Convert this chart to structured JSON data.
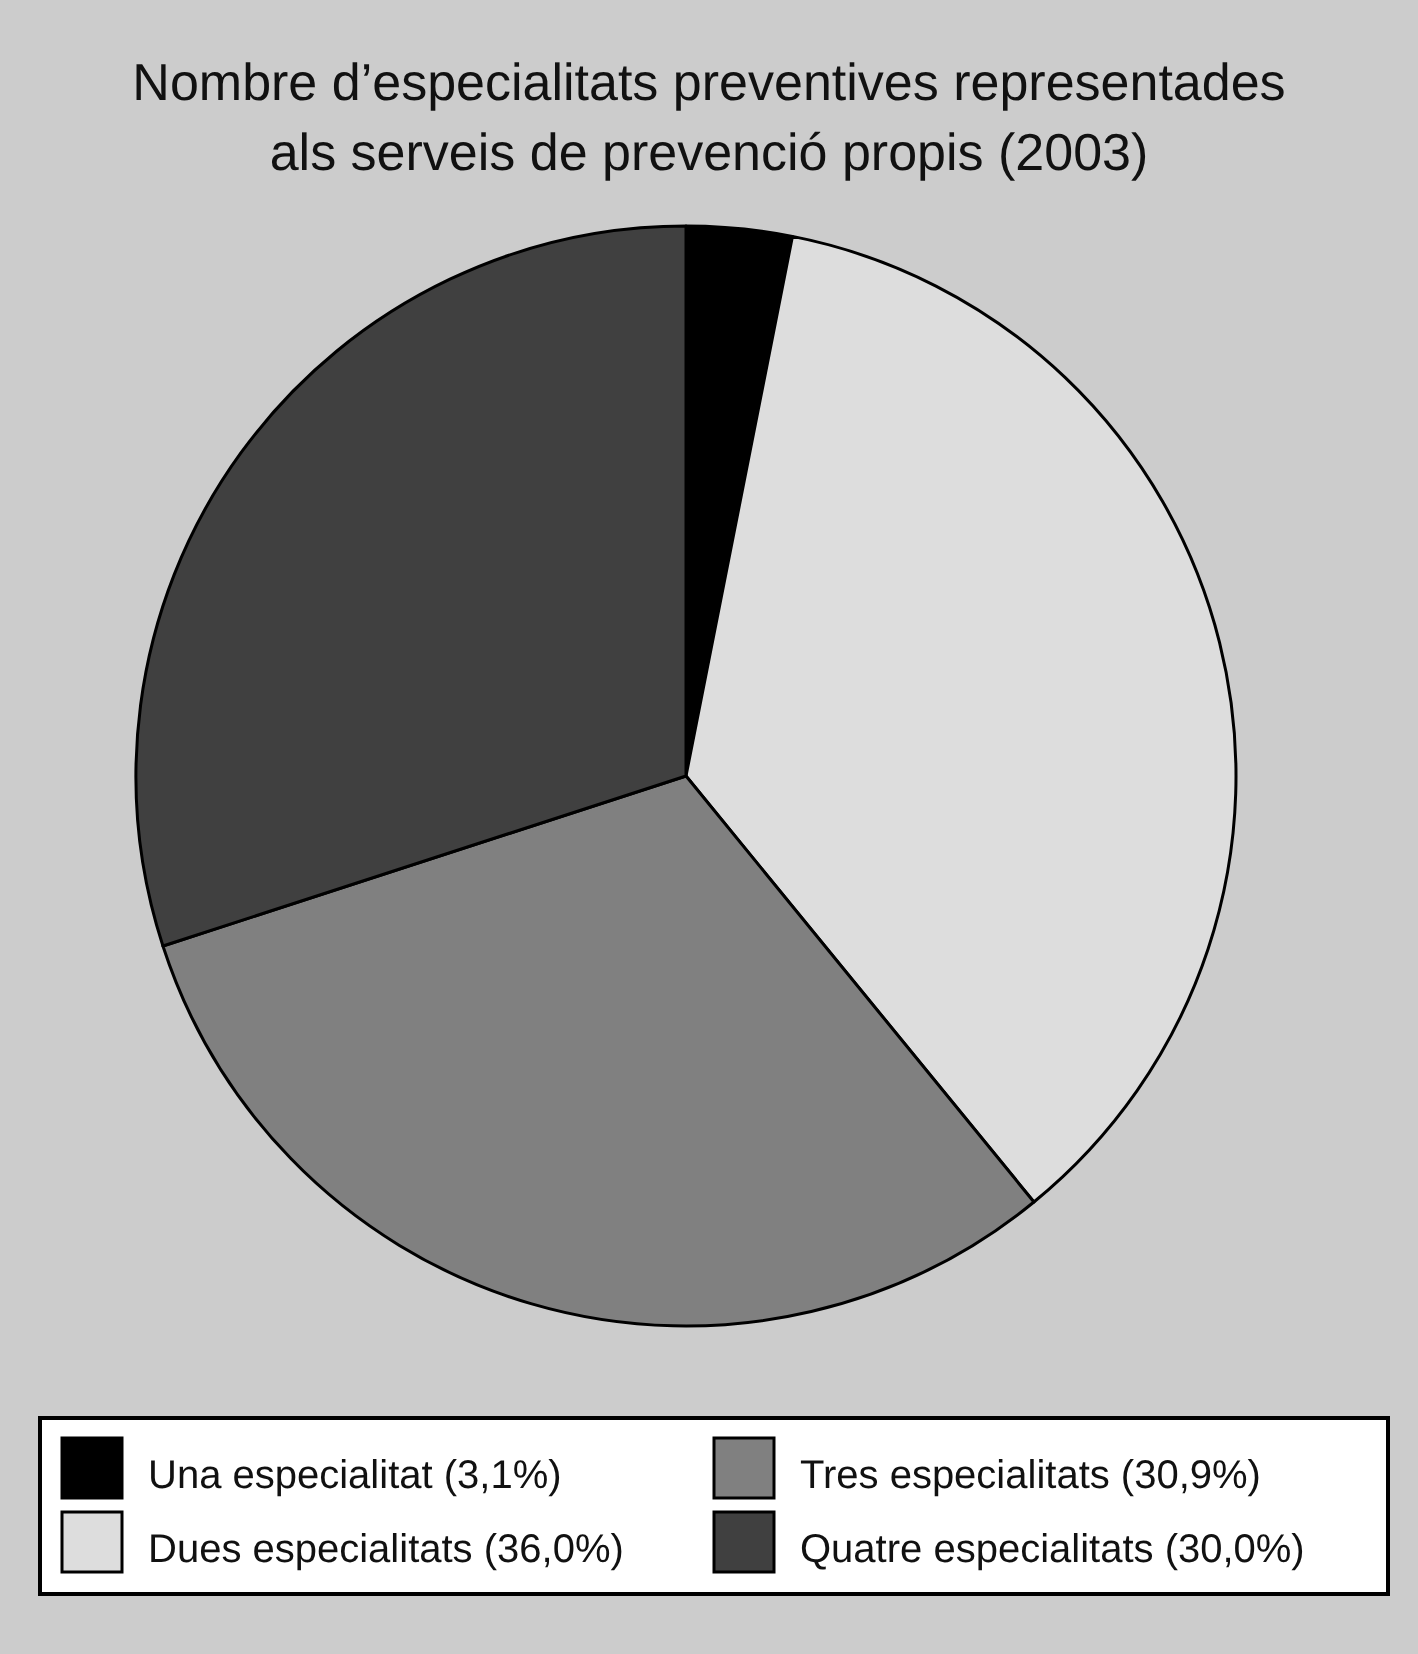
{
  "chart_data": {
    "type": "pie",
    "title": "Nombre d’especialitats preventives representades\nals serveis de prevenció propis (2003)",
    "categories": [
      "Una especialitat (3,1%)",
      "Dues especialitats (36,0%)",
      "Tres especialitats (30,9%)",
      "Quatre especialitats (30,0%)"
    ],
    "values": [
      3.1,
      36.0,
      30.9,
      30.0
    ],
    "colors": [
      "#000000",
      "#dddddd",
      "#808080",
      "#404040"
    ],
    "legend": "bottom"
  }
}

- _WHAT THE TASK REQUIRES_: All of the entries need to be transcribed word for word; pictures are left out.

- _COMPLETE OUTPUT_:
Convert this chart to structured JSON data.
{
  "chart_data": {
    "type": "pie",
    "title": "Nombre d’especialitats preventives representades\nals serveis de prevenció propis (2003)",
    "categories": [
      "Una especialitat (3,1%)",
      "Dues especialitats (36,0%)",
      "Tres especialitats (30,9%)",
      "Quatre especialitats (30,0%)"
    ],
    "values": [
      3.1,
      36.0,
      30.9,
      30.0
    ],
    "colors": [
      "#000000",
      "#dddddd",
      "#808080",
      "#404040"
    ],
    "legend": "bottom"
  }
}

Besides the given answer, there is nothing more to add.